The records
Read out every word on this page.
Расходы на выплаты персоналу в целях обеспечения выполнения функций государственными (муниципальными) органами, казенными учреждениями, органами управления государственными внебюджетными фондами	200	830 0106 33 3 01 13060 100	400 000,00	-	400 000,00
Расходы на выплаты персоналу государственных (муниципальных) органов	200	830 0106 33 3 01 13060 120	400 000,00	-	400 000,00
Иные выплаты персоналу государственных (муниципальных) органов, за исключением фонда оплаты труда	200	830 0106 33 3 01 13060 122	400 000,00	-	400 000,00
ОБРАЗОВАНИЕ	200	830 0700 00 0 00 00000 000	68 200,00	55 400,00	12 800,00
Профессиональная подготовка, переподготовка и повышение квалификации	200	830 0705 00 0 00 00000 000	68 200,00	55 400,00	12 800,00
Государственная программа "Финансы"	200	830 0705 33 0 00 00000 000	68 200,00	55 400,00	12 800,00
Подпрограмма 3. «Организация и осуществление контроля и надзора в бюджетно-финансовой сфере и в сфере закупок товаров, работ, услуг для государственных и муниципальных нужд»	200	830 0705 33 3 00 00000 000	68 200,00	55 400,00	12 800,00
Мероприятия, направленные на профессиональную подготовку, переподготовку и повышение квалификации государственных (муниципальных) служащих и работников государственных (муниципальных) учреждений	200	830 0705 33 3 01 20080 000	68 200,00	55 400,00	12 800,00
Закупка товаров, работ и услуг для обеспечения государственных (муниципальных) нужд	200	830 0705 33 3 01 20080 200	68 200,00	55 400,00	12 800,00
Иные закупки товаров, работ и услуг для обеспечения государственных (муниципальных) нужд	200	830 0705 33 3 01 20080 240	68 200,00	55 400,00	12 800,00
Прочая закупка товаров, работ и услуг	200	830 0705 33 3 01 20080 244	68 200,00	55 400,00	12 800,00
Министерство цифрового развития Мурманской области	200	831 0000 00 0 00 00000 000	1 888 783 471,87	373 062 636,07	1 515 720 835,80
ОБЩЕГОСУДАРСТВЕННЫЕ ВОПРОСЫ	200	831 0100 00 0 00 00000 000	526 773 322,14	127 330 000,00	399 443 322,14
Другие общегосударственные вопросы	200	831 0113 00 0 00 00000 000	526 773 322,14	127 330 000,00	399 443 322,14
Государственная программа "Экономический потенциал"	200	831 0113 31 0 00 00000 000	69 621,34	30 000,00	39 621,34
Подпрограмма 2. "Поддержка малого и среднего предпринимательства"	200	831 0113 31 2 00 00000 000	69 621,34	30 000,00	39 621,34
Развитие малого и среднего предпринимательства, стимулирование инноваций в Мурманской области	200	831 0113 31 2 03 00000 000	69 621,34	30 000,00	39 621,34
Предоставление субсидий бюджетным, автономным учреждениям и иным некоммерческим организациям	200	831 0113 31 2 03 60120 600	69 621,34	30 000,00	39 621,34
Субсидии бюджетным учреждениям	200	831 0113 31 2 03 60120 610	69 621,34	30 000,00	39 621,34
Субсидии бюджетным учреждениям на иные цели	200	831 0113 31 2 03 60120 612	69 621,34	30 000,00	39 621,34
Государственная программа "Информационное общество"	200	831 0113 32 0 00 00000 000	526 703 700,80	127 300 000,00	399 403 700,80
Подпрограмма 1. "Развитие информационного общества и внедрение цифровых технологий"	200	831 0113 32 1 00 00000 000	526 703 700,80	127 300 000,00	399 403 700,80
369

Task description
Copy every line of the material, please, keeping it exactly the same.

Completed task
Read out every word on this page.
Расходы на выплаты персоналу в целях обеспечения выполнения функций государственными (муниципальными) органами, казенными учреждениями, органами управления государственными внебюджетными фондами	200	830 0106 33 3 01 13060 100	400 000,00	-	400 000,00
Расходы на выплаты персоналу государственных (муниципальных) органов	200	830 0106 33 3 01 13060 120	400 000,00	-	400 000,00
Иные выплаты персоналу государственных (муниципальных) органов, за исключением фонда оплаты труда	200	830 0106 33 3 01 13060 122	400 000,00	-	400 000,00
ОБРАЗОВАНИЕ	200	830 0700 00 0 00 00000 000	68 200,00	55 400,00	12 800,00
Профессиональная подготовка, переподготовка и повышение квалификации	200	830 0705 00 0 00 00000 000	68 200,00	55 400,00	12 800,00
Государственная программа "Финансы"	200	830 0705 33 0 00 00000 000	68 200,00	55 400,00	12 800,00
Подпрограмма 3. «Организация и осуществление контроля и надзора в бюджетно-финансовой сфере и в сфере закупок товаров, работ, услуг для государственных и муниципальных нужд»	200	830 0705 33 3 00 00000 000	68 200,00	55 400,00	12 800,00
Мероприятия, направленные на профессиональную подготовку, переподготовку и повышение квалификации государственных (муниципальных) служащих и работников государственных (муниципальных) учреждений	200	830 0705 33 3 01 20080 000	68 200,00	55 400,00	12 800,00
Закупка товаров, работ и услуг для обеспечения государственных (муниципальных) нужд	200	830 0705 33 3 01 20080 200	68 200,00	55 400,00	12 800,00
Иные закупки товаров, работ и услуг для обеспечения государственных (муниципальных) нужд	200	830 0705 33 3 01 20080 240	68 200,00	55 400,00	12 800,00
Прочая закупка товаров, работ и услуг	200	830 0705 33 3 01 20080 244	68 200,00	55 400,00	12 800,00
Министерство цифрового развития Мурманской области	200	831 0000 00 0 00 00000 000	1 888 783 471,87	373 062 636,07	1 515 720 835,80
ОБЩЕГОСУДАРСТВЕННЫЕ ВОПРОСЫ	200	831 0100 00 0 00 00000 000	526 773 322,14	127 330 000,00	399 443 322,14
Другие общегосударственные вопросы	200	831 0113 00 0 00 00000 000	526 773 322,14	127 330 000,00	399 443 322,14
Государственная программа "Экономический потенциал"	200	831 0113 31 0 00 00000 000	69 621,34	30 000,00	39 621,34
Подпрограмма 2. "Поддержка малого и среднего предпринимательства"	200	831 0113 31 2 00 00000 000	69 621,34	30 000,00	39 621,34
Развитие малого и среднего предпринимательства, стимулирование инноваций в Мурманской области	200	831 0113 31 2 03 00000 000	69 621,34	30 000,00	39 621,34
Предоставление субсидий бюджетным, автономным учреждениям и иным некоммерческим организациям	200	831 0113 31 2 03 60120 600	69 621,34	30 000,00	39 621,34
Субсидии бюджетным учреждениям	200	831 0113 31 2 03 60120 610	69 621,34	30 000,00	39 621,34
Субсидии бюджетным учреждениям на иные цели	200	831 0113 31 2 03 60120 612	69 621,34	30 000,00	39 621,34
Государственная программа "Информационное общество"	200	831 0113 32 0 00 00000 000	526 703 700,80	127 300 000,00	399 403 700,80
Подпрограмма 1. "Развитие информационного общества и внедрение цифровых технологий"	200	831 0113 32 1 00 00000 000	526 703 700,80	127 300 000,00	399 403 700,80
369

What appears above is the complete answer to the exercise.